**AIM OF THE EXERCISE:**
Using the listing below, report all lines holding the word "selected".

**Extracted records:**
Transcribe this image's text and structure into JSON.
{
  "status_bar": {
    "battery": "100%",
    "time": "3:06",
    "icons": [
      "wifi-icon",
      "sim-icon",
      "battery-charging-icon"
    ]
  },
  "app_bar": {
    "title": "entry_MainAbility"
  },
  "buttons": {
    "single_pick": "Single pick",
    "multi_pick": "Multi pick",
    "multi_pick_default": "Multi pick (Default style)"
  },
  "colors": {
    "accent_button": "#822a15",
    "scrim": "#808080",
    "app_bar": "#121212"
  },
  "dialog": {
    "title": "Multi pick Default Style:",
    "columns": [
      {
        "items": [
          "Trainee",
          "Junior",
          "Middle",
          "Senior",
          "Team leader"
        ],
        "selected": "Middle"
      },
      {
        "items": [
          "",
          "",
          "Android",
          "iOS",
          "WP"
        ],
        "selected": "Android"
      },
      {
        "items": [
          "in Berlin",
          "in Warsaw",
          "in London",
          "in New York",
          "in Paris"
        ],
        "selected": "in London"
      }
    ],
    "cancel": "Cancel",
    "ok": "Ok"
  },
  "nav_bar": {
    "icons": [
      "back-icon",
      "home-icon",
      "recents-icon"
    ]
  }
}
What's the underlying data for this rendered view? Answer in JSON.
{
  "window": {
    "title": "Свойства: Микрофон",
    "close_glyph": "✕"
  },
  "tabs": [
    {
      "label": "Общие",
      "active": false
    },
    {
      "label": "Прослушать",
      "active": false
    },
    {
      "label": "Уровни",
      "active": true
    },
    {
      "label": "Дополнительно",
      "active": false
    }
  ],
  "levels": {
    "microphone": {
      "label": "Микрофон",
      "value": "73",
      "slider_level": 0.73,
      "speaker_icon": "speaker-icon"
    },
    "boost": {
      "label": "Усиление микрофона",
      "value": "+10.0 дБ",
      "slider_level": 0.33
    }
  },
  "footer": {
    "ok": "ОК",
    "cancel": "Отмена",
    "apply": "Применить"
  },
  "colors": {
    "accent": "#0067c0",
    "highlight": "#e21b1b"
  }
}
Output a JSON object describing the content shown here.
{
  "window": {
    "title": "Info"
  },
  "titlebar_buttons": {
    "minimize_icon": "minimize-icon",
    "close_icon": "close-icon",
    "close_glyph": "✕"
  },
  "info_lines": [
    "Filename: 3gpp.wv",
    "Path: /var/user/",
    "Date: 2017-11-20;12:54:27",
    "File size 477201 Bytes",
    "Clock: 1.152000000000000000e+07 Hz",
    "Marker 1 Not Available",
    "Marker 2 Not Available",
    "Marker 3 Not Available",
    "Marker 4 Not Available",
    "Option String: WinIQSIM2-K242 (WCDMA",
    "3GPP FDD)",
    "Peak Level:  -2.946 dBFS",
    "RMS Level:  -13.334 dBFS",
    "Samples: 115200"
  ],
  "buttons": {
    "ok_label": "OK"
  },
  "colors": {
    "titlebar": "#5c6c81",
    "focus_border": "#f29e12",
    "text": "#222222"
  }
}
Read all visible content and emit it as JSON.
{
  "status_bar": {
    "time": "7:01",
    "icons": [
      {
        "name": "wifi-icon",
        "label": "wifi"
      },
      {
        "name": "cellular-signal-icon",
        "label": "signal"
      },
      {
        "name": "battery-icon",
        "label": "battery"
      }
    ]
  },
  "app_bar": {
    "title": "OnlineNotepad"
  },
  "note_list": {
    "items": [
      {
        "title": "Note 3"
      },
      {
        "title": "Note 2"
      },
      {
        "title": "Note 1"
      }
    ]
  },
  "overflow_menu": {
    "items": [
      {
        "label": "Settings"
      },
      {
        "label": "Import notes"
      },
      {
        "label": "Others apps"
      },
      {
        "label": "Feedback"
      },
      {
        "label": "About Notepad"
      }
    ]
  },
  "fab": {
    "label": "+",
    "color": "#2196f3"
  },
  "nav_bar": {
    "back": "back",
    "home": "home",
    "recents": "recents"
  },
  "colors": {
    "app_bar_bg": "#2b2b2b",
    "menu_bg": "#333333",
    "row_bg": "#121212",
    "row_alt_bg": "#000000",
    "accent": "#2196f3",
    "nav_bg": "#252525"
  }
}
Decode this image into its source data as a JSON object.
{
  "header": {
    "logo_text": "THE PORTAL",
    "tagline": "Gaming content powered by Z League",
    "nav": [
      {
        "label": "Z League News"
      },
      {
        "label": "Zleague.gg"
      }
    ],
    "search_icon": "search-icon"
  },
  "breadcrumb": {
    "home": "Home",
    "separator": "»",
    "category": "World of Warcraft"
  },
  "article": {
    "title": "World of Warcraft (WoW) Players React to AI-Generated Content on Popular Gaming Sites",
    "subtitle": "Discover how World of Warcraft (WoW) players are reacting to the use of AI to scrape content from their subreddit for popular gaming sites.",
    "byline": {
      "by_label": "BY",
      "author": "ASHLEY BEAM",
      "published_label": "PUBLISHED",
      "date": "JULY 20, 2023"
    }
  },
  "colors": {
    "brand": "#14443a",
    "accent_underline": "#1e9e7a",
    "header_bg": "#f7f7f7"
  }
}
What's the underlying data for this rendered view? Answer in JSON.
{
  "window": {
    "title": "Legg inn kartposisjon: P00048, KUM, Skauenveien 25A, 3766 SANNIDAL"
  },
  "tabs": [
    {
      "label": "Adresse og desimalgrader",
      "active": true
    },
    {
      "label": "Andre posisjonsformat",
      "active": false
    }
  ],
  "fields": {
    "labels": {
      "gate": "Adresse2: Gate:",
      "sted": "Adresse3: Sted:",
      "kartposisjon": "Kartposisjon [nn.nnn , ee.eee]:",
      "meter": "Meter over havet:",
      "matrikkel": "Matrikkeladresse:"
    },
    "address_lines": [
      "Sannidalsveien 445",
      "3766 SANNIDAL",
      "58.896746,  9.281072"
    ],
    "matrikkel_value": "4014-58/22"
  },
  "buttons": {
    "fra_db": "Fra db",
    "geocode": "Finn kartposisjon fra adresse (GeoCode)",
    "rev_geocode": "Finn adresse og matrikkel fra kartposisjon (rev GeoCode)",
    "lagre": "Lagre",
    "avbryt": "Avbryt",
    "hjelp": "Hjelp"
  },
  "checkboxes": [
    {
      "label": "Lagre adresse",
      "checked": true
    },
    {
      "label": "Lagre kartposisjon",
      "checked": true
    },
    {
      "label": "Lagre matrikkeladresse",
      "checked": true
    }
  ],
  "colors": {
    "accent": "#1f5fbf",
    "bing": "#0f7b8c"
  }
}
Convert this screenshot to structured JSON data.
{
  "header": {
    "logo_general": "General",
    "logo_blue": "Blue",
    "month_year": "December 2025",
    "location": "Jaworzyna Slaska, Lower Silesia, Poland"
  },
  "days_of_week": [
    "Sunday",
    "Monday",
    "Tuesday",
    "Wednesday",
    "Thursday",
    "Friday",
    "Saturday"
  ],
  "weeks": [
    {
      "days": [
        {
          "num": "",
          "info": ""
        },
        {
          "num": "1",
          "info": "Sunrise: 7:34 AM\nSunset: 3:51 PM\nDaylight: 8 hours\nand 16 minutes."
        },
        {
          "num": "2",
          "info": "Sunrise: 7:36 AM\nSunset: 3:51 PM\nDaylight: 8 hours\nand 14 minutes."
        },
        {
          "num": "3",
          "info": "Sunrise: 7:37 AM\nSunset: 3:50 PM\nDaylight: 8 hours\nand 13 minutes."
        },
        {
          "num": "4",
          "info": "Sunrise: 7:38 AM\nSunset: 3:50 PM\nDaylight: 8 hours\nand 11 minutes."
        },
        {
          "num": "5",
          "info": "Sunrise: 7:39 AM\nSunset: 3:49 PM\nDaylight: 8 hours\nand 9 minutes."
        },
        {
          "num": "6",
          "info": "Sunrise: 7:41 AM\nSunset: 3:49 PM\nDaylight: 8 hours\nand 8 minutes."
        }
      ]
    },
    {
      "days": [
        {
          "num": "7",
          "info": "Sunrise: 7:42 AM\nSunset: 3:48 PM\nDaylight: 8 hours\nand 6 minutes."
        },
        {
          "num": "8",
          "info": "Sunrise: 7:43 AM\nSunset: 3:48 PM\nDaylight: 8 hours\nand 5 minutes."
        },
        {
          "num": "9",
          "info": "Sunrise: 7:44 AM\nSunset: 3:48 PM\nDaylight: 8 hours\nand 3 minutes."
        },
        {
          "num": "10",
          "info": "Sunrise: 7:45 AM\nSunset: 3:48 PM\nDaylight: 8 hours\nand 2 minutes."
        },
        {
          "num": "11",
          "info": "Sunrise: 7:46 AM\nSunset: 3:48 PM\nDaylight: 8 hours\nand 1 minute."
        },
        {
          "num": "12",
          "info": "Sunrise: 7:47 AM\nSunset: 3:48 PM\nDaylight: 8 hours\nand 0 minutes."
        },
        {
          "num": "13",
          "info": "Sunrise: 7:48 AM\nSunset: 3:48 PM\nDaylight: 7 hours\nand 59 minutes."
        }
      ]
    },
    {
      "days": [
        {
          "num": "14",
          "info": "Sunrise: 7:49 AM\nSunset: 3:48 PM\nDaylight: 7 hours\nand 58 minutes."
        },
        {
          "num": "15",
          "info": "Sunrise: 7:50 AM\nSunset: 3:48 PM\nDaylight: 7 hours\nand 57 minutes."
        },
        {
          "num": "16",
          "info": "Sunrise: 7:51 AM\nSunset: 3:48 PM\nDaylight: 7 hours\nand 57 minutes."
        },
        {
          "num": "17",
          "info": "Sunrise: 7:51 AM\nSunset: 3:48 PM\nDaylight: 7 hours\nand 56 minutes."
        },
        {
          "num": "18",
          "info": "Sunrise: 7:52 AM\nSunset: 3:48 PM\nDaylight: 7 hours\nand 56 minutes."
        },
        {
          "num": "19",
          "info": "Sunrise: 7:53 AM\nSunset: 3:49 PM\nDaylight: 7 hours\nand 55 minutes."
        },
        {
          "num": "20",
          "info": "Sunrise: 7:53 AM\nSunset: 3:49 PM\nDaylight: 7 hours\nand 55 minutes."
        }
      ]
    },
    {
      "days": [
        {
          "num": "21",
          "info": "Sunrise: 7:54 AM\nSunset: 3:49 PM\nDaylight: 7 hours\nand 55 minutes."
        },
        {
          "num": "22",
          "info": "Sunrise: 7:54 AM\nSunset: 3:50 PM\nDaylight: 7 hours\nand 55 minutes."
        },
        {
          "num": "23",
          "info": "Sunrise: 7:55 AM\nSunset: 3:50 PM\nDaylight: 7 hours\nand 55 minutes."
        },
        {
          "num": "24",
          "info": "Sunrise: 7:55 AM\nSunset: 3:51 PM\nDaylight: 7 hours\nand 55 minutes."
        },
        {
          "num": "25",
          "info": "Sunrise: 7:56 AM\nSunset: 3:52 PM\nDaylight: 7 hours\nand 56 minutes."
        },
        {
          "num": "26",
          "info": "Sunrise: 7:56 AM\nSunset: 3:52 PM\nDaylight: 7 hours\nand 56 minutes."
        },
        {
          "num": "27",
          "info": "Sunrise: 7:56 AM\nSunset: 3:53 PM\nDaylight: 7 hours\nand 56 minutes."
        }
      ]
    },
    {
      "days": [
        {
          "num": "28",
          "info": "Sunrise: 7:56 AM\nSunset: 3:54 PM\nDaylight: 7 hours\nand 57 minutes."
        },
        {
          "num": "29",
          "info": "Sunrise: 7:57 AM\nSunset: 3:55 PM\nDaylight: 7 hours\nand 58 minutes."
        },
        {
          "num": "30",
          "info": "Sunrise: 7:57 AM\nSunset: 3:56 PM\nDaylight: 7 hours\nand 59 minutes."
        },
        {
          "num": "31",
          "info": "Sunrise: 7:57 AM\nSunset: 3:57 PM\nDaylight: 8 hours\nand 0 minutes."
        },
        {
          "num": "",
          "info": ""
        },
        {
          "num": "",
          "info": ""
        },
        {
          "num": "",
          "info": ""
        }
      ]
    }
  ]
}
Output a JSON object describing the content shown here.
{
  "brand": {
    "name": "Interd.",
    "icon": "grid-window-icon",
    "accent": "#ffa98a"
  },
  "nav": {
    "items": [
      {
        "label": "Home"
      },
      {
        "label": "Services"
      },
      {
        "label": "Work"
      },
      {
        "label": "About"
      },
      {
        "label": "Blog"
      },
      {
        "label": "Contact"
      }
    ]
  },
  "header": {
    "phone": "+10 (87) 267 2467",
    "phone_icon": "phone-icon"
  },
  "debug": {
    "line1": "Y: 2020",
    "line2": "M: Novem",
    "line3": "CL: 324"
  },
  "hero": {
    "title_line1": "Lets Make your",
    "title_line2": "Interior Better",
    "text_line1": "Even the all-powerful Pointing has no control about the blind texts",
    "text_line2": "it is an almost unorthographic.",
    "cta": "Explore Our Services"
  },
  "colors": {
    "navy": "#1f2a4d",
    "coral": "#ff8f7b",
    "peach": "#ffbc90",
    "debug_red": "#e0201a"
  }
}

**RESPONSE:**
        "selected": "Middle"
        "selected": "Android"
        "selected": "in London"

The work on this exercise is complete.